-- TASK TO COMPLETE --
Repeat exactly the lines that run from the one containing "Transcribe the text in this document." to the end of the data, and leave out all others.

-- DATA IN THIS EXERCISE --
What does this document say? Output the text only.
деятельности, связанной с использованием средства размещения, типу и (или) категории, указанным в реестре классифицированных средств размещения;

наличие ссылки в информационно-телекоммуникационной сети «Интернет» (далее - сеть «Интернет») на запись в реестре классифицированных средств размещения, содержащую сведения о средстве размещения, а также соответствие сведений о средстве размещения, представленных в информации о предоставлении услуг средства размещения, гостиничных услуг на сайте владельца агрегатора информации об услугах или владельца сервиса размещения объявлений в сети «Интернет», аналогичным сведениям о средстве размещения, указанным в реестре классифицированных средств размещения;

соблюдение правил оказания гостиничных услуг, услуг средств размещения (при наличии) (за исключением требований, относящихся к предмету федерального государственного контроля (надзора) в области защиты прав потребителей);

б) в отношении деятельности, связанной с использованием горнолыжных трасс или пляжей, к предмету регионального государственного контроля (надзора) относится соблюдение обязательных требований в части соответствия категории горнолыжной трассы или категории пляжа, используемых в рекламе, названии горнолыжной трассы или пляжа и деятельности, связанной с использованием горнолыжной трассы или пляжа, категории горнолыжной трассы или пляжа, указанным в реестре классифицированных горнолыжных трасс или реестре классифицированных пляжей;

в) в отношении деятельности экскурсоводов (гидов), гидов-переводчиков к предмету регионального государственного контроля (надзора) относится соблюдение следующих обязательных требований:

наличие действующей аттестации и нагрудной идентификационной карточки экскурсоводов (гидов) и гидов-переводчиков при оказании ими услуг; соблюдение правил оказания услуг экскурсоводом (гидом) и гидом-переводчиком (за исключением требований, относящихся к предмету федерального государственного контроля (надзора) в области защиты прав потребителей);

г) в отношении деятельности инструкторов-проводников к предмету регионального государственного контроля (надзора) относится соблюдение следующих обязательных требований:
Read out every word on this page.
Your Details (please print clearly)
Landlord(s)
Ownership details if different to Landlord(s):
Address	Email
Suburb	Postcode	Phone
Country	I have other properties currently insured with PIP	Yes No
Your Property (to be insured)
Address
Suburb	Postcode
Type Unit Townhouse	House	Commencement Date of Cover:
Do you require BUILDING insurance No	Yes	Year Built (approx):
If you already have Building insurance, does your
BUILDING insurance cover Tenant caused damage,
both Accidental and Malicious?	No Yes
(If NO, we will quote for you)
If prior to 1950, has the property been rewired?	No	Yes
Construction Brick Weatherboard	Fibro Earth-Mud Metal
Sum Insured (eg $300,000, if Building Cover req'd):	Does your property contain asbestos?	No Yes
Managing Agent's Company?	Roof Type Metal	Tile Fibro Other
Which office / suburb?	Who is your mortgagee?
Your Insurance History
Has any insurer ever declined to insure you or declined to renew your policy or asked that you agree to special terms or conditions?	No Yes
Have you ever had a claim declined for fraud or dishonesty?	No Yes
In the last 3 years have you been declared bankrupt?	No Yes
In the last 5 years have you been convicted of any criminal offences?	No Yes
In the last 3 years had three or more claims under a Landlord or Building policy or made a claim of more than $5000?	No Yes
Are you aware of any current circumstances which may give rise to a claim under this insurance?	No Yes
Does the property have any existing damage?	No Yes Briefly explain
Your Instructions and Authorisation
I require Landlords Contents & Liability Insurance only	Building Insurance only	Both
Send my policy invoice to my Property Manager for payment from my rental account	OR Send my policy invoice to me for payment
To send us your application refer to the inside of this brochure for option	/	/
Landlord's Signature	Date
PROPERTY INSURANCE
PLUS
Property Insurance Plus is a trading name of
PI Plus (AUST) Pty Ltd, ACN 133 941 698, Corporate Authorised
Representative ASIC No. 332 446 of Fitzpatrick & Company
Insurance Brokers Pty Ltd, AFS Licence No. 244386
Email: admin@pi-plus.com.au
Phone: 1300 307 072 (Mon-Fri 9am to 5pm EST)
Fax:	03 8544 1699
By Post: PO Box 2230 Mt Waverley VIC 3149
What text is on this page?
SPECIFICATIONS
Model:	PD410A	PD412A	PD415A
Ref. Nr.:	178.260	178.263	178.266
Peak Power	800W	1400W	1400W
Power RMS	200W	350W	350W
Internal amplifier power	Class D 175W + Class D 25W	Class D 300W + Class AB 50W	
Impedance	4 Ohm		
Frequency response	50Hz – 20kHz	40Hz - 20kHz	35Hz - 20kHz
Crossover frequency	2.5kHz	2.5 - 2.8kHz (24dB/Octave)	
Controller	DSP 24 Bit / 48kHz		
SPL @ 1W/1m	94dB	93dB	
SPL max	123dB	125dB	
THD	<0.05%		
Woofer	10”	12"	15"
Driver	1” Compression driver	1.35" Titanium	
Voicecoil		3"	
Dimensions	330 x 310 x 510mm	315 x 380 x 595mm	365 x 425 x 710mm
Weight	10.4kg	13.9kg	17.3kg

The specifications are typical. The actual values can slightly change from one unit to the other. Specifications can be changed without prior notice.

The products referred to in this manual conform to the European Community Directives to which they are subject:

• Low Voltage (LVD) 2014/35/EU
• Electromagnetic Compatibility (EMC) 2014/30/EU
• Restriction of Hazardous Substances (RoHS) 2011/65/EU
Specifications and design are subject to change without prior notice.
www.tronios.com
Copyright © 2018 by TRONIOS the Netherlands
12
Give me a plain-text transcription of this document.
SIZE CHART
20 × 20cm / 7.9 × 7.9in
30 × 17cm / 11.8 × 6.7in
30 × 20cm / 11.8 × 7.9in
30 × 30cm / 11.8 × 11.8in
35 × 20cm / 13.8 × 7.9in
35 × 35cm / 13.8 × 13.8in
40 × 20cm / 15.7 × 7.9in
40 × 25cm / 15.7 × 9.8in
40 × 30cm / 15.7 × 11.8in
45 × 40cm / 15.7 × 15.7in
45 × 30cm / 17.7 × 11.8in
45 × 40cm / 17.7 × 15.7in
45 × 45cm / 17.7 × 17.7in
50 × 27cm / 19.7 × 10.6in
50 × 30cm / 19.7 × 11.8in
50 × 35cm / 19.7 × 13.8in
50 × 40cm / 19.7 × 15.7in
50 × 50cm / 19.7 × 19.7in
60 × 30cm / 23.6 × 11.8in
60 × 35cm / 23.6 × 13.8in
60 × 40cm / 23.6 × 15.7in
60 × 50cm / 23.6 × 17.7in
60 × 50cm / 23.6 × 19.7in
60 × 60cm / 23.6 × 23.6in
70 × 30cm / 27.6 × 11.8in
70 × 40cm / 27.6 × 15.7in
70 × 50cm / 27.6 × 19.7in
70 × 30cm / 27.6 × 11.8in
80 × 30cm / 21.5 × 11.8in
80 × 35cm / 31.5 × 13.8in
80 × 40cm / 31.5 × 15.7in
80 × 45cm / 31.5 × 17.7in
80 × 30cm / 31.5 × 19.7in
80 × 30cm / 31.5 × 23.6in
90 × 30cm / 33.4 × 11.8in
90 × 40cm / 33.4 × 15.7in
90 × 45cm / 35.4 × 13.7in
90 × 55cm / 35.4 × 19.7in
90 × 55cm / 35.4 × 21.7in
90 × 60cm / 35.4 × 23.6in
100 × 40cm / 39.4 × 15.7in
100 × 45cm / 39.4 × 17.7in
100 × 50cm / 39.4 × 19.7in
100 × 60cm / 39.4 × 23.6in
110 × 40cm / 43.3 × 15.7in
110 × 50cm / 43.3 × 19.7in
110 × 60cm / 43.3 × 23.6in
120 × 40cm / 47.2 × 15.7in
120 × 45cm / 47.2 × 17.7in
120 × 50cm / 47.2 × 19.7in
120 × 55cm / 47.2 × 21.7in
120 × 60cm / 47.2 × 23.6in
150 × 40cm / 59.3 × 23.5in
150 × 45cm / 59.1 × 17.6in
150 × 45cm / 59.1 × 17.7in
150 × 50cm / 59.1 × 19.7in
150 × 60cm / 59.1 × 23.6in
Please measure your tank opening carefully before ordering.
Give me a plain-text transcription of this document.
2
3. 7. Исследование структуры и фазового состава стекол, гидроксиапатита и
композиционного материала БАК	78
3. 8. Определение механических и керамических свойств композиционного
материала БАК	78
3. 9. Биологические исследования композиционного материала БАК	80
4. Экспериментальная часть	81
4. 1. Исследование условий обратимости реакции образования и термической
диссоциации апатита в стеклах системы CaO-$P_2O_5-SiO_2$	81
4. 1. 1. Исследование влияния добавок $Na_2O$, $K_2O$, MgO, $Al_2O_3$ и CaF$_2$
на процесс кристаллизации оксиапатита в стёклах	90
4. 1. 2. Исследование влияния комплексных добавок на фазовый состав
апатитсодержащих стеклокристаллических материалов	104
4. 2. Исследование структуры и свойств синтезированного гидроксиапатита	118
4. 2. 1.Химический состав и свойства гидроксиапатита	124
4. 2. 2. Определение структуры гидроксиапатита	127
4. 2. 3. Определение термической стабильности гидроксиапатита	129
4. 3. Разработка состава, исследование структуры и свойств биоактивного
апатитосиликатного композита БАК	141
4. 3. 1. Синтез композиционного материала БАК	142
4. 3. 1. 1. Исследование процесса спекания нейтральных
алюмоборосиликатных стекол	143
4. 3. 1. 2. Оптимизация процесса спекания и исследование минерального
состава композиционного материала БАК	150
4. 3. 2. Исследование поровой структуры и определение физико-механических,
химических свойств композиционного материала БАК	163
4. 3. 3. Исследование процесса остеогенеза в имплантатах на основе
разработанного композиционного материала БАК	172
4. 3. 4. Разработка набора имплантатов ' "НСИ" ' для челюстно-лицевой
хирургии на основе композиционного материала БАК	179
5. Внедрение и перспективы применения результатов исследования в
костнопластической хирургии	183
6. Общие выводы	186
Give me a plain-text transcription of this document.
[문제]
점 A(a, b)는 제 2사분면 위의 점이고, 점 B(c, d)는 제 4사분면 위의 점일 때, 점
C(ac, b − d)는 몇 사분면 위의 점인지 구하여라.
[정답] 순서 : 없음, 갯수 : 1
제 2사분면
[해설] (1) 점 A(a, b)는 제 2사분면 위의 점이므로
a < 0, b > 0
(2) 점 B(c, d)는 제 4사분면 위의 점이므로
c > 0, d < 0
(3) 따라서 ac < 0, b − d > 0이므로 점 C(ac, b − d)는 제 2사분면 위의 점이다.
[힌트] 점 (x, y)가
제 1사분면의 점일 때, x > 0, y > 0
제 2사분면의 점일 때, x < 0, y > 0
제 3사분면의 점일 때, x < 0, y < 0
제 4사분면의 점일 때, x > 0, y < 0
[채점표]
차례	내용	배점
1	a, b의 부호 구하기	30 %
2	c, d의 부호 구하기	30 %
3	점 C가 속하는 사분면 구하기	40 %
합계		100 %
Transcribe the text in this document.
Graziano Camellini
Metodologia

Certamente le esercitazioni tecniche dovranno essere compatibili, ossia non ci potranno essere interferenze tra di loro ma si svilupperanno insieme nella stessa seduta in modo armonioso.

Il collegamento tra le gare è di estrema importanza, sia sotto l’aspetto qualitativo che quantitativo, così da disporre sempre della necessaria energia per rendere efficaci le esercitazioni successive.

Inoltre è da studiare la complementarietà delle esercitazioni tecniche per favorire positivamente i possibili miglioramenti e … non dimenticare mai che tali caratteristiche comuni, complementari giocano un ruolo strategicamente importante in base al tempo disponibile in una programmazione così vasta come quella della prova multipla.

-- RESULT FOR THIS TASK --
Transcribe the text in this document.
Graziano Camellini
Metodologia

Certamente le esercitazioni tecniche dovranno essere compatibili, ossia non ci potranno essere interferenze tra di loro ma si svilupperanno insieme nella stessa seduta in modo armonioso.

Il collegamento tra le gare è di estrema importanza, sia sotto l’aspetto qualitativo che quantitativo, così da disporre sempre della necessaria energia per rendere efficaci le esercitazioni successive.

Inoltre è da studiare la complementarietà delle esercitazioni tecniche per favorire positivamente i possibili miglioramenti e … non dimenticare mai che tali caratteristiche comuni, complementari giocano un ruolo strategicamente importante in base al tempo disponibile in una programmazione così vasta come quella della prova multipla.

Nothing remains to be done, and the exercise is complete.